Dataset items:
= = = = = = =
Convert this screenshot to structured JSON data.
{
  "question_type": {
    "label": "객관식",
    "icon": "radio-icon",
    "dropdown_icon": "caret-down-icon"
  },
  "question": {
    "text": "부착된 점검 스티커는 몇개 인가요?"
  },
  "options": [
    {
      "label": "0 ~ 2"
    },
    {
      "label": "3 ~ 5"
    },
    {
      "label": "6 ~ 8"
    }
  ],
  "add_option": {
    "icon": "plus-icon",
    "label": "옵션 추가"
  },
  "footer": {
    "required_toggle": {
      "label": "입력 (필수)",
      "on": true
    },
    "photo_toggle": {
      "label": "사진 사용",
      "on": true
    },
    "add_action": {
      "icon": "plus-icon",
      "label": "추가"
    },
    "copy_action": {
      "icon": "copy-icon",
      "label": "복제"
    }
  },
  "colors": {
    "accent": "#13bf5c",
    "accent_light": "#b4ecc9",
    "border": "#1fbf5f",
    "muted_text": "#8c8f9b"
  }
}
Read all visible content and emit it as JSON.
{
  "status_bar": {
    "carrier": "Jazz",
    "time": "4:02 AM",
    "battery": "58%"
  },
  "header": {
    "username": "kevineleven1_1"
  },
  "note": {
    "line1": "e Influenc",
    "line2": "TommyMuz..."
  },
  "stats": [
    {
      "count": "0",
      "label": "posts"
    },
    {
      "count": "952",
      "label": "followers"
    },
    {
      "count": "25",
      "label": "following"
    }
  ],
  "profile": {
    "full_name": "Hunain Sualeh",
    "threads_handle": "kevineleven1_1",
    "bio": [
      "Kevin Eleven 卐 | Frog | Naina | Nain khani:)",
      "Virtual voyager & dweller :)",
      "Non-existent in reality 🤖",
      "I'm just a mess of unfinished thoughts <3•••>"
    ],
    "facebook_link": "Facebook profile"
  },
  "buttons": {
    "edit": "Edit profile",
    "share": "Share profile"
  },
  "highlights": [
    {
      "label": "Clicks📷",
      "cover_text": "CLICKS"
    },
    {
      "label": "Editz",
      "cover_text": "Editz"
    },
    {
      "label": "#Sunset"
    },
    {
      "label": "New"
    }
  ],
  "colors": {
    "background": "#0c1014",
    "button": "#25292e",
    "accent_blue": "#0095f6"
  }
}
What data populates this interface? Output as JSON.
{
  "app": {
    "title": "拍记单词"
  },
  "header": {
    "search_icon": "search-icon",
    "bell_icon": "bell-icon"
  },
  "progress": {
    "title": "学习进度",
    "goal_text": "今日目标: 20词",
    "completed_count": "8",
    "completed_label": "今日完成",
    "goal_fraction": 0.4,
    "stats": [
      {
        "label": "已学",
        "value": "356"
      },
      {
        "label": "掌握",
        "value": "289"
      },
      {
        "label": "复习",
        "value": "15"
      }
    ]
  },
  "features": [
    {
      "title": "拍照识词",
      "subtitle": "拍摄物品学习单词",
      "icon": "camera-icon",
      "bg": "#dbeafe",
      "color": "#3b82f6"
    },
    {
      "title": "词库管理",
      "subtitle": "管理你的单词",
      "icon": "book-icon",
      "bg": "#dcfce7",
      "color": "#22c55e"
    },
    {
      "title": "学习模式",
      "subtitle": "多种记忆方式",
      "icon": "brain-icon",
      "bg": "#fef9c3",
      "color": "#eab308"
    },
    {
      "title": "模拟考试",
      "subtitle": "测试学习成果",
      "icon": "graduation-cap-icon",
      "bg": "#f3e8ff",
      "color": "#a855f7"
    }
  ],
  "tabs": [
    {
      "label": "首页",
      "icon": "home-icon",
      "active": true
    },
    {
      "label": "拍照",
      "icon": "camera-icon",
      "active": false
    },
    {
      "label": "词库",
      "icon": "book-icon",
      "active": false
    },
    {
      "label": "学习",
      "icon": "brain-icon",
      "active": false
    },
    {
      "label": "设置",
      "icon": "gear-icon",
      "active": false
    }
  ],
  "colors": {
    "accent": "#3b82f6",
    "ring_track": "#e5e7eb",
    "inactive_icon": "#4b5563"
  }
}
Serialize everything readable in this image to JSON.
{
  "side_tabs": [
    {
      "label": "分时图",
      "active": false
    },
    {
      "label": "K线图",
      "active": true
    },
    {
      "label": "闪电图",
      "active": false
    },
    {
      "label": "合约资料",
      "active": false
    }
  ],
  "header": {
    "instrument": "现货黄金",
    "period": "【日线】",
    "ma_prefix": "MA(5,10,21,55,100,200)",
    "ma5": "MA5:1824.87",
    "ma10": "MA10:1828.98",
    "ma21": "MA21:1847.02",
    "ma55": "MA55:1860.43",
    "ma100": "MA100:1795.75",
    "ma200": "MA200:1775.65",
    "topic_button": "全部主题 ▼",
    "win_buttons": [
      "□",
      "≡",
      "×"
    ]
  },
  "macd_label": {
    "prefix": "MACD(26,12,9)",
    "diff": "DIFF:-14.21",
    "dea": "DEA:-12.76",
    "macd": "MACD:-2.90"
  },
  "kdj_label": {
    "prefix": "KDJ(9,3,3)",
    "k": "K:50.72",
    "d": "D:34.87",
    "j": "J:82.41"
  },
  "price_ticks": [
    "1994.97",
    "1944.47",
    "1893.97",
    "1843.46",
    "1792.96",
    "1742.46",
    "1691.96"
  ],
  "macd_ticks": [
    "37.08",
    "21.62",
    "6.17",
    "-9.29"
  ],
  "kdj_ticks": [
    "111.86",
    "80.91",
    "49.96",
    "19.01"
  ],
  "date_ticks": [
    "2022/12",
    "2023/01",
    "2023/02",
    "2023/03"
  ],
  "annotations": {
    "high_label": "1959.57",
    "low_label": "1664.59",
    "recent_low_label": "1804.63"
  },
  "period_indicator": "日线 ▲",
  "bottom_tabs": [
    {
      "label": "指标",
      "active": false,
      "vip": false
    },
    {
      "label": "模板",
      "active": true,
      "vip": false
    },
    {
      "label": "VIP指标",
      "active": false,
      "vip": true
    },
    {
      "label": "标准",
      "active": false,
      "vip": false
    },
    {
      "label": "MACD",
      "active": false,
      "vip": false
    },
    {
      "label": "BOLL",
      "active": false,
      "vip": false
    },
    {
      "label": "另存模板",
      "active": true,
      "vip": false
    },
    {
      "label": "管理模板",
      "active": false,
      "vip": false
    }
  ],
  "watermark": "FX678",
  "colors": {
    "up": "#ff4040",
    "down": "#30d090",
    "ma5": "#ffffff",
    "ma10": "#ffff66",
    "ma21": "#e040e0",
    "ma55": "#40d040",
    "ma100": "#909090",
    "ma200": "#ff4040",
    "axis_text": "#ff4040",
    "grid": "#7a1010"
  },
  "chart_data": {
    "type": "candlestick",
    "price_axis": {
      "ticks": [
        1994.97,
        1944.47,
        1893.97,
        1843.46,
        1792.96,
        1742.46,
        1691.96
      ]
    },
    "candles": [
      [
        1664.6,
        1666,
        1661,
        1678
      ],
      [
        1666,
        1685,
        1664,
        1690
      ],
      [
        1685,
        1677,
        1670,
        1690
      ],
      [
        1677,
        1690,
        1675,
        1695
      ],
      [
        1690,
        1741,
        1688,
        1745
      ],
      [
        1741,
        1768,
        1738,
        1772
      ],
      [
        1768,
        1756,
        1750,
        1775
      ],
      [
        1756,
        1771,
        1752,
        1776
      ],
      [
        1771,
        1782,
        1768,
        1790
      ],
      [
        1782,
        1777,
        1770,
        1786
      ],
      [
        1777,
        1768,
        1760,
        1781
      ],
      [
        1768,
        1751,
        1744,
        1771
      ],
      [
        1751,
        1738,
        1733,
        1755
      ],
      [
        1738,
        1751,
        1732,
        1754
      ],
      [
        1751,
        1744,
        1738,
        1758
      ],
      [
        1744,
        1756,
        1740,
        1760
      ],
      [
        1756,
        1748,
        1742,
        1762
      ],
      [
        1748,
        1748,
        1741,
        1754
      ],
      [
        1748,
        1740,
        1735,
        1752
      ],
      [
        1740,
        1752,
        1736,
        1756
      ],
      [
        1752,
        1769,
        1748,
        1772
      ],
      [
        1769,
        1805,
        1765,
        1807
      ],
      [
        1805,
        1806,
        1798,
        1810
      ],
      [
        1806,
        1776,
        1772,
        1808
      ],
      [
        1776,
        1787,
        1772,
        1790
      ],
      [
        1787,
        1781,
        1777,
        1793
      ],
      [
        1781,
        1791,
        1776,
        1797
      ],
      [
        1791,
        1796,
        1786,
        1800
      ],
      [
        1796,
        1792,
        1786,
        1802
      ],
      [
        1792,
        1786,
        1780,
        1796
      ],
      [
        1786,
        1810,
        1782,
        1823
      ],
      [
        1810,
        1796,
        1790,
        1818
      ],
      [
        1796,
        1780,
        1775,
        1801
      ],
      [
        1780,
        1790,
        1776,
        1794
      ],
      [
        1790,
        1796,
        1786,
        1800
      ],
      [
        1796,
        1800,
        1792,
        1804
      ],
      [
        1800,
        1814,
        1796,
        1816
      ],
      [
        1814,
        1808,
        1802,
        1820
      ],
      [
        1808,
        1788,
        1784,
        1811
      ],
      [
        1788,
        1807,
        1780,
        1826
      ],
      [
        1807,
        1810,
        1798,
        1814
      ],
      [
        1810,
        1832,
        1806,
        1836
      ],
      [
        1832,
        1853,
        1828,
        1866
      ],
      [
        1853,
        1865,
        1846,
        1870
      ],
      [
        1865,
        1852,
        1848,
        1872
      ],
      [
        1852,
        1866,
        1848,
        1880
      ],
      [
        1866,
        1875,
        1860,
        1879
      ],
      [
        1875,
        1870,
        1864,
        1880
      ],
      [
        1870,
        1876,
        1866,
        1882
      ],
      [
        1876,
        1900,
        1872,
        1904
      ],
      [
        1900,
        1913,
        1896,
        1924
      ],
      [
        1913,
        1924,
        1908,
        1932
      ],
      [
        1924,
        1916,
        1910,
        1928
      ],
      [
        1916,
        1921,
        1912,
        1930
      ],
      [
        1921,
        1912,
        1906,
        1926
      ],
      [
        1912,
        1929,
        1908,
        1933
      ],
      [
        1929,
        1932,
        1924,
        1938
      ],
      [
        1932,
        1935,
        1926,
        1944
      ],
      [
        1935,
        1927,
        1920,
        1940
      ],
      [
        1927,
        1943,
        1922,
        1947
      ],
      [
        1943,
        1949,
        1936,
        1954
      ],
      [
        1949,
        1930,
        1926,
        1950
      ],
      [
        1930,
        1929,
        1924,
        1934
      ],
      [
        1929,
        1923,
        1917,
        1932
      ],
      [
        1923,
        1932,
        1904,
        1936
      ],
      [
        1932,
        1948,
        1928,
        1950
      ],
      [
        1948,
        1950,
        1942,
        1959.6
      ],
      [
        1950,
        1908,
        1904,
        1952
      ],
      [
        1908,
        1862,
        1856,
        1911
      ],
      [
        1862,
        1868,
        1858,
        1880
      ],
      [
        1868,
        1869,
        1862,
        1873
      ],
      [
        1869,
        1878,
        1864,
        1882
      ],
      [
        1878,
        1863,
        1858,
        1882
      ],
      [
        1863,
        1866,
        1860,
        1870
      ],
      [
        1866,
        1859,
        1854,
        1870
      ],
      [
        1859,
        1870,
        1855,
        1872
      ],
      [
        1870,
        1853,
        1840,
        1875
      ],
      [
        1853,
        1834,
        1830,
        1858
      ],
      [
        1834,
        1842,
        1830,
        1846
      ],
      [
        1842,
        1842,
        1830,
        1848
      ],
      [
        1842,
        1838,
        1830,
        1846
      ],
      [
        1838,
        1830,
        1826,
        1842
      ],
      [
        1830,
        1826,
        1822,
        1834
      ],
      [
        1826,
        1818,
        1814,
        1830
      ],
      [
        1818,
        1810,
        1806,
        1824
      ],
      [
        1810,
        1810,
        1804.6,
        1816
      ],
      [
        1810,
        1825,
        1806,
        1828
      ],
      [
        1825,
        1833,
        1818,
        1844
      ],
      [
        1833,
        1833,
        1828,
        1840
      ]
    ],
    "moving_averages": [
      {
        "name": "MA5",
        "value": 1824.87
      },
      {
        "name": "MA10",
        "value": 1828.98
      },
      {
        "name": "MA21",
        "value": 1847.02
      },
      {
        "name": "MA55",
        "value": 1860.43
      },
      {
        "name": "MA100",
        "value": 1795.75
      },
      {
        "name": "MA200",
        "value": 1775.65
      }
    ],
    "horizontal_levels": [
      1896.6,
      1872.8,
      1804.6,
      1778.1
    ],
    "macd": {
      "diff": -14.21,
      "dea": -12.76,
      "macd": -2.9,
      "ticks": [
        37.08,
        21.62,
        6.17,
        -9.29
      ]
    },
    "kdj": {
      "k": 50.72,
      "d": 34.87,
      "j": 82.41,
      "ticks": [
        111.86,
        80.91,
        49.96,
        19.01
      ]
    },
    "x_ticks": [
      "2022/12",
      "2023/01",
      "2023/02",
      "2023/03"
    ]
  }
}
= = = = = = =
◆ **DIRECTIONS**
Identify and extract each line of the listing that contains "value".

◆ **COMPLETED TASK**
        "value": "356"
        "value": "289"
        "value": "15"
        "value": 1824.87
        "value": 1828.98
        "value": 1847.02
        "value": 1860.43
        "value": 1795.75
        "value": 1775.65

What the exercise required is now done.